:: Challenge ::
It is required that all of the data be written out exactly.

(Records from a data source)
--------
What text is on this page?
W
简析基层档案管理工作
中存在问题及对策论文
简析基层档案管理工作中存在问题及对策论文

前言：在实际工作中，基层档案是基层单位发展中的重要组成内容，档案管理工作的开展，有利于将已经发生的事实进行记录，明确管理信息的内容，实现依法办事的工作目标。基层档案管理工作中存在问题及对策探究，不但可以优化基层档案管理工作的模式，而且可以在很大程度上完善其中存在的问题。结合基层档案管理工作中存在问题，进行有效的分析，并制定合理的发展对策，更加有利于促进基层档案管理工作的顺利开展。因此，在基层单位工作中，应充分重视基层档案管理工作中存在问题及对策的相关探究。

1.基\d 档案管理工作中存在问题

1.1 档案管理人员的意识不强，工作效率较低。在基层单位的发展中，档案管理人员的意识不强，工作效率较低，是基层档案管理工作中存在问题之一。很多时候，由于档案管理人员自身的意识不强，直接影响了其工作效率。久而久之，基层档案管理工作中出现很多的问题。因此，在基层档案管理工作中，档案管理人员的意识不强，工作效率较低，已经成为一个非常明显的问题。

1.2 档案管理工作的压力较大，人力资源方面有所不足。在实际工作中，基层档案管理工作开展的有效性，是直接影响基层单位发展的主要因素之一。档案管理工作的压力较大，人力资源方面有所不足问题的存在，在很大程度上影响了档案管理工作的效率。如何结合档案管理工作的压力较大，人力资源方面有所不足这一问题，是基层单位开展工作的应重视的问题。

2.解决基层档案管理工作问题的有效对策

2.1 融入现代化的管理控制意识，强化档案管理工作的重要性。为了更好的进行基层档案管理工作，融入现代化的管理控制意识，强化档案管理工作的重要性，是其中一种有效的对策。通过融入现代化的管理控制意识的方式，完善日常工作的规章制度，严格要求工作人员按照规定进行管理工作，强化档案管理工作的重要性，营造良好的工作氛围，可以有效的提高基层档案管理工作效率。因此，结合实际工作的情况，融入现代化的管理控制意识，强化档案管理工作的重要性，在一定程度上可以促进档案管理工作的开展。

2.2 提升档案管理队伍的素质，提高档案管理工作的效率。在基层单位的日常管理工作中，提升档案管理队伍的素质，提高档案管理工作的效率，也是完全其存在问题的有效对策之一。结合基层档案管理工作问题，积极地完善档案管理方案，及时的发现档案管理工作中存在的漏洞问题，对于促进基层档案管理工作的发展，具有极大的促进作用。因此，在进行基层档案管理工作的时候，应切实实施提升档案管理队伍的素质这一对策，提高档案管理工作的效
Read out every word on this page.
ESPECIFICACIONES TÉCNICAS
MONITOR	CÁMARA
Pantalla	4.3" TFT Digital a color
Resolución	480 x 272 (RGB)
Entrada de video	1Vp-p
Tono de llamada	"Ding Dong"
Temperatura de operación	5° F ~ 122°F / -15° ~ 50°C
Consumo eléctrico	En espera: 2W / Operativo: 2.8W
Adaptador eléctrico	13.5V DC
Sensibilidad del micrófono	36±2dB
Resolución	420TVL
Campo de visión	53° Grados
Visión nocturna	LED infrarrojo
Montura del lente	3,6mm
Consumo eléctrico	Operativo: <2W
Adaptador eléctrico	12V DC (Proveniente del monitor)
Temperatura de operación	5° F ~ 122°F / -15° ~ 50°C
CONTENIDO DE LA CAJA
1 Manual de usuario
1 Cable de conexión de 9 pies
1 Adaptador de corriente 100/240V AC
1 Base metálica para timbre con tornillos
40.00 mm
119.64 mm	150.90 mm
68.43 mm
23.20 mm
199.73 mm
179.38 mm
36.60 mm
--------
:: Response for this exercise ::
What text is on this page?
W
简析基层档案管理工作
中存在问题及对策论文
简析基层档案管理工作中存在问题及对策论文

前言：在实际工作中，基层档案是基层单位发展中的重要组成内容，档案管理工作的开展，有利于将已经发生的事实进行记录，明确管理信息的内容，实现依法办事的工作目标。基层档案管理工作中存在问题及对策探究，不但可以优化基层档案管理工作的模式，而且可以在很大程度上完善其中存在的问题。结合基层档案管理工作中存在问题，进行有效的分析，并制定合理的发展对策，更加有利于促进基层档案管理工作的顺利开展。因此，在基层单位工作中，应充分重视基层档案管理工作中存在问题及对策的相关探究。

1.基\d 档案管理工作中存在问题

1.1 档案管理人员的意识不强，工作效率较低。在基层单位的发展中，档案管理人员的意识不强，工作效率较低，是基层档案管理工作中存在问题之一。很多时候，由于档案管理人员自身的意识不强，直接影响了其工作效率。久而久之，基层档案管理工作中出现很多的问题。因此，在基层档案管理工作中，档案管理人员的意识不强，工作效率较低，已经成为一个非常明显的问题。

1.2 档案管理工作的压力较大，人力资源方面有所不足。在实际工作中，基层档案管理工作开展的有效性，是直接影响基层单位发展的主要因素之一。档案管理工作的压力较大，人力资源方面有所不足问题的存在，在很大程度上影响了档案管理工作的效率。如何结合档案管理工作的压力较大，人力资源方面有所不足这一问题，是基层单位开展工作的应重视的问题。

2.解决基层档案管理工作问题的有效对策

2.1 融入现代化的管理控制意识，强化档案管理工作的重要性。为了更好的进行基层档案管理工作，融入现代化的管理控制意识，强化档案管理工作的重要性，是其中一种有效的对策。通过融入现代化的管理控制意识的方式，完善日常工作的规章制度，严格要求工作人员按照规定进行管理工作，强化档案管理工作的重要性，营造良好的工作氛围，可以有效的提高基层档案管理工作效率。因此，结合实际工作的情况，融入现代化的管理控制意识，强化档案管理工作的重要性，在一定程度上可以促进档案管理工作的开展。

2.2 提升档案管理队伍的素质，提高档案管理工作的效率。在基层单位的日常管理工作中，提升档案管理队伍的素质，提高档案管理工作的效率，也是完全其存在问题的有效对策之一。结合基层档案管理工作问题，积极地完善档案管理方案，及时的发现档案管理工作中存在的漏洞问题，对于促进基层档案管理工作的发展，具有极大的促进作用。因此，在进行基层档案管理工作的时候，应切实实施提升档案管理队伍的素质这一对策，提高档案管理工作的效
Read out every word on this page.
ESPECIFICACIONES TÉCNICAS
MONITOR	CÁMARA
Pantalla	4.3" TFT Digital a color
Resolución	480 x 272 (RGB)
Entrada de video	1Vp-p
Tono de llamada	"Ding Dong"
Temperatura de operación	5° F ~ 122°F / -15° ~ 50°C
Consumo eléctrico	En espera: 2W / Operativo: 2.8W
Adaptador eléctrico	13.5V DC
Sensibilidad del micrófono	36±2dB
Resolución	420TVL
Campo de visión	53° Grados
Visión nocturna	LED infrarrojo
Montura del lente	3,6mm
Consumo eléctrico	Operativo: <2W
Adaptador eléctrico	12V DC (Proveniente del monitor)
Temperatura de operación	5° F ~ 122°F / -15° ~ 50°C
CONTENIDO DE LA CAJA
1 Manual de usuario
1 Cable de conexión de 9 pies
1 Adaptador de corriente 100/240V AC
1 Base metálica para timbre con tornillos
40.00 mm
119.64 mm	150.90 mm
68.43 mm
23.20 mm
199.73 mm
179.38 mm
36.60 mm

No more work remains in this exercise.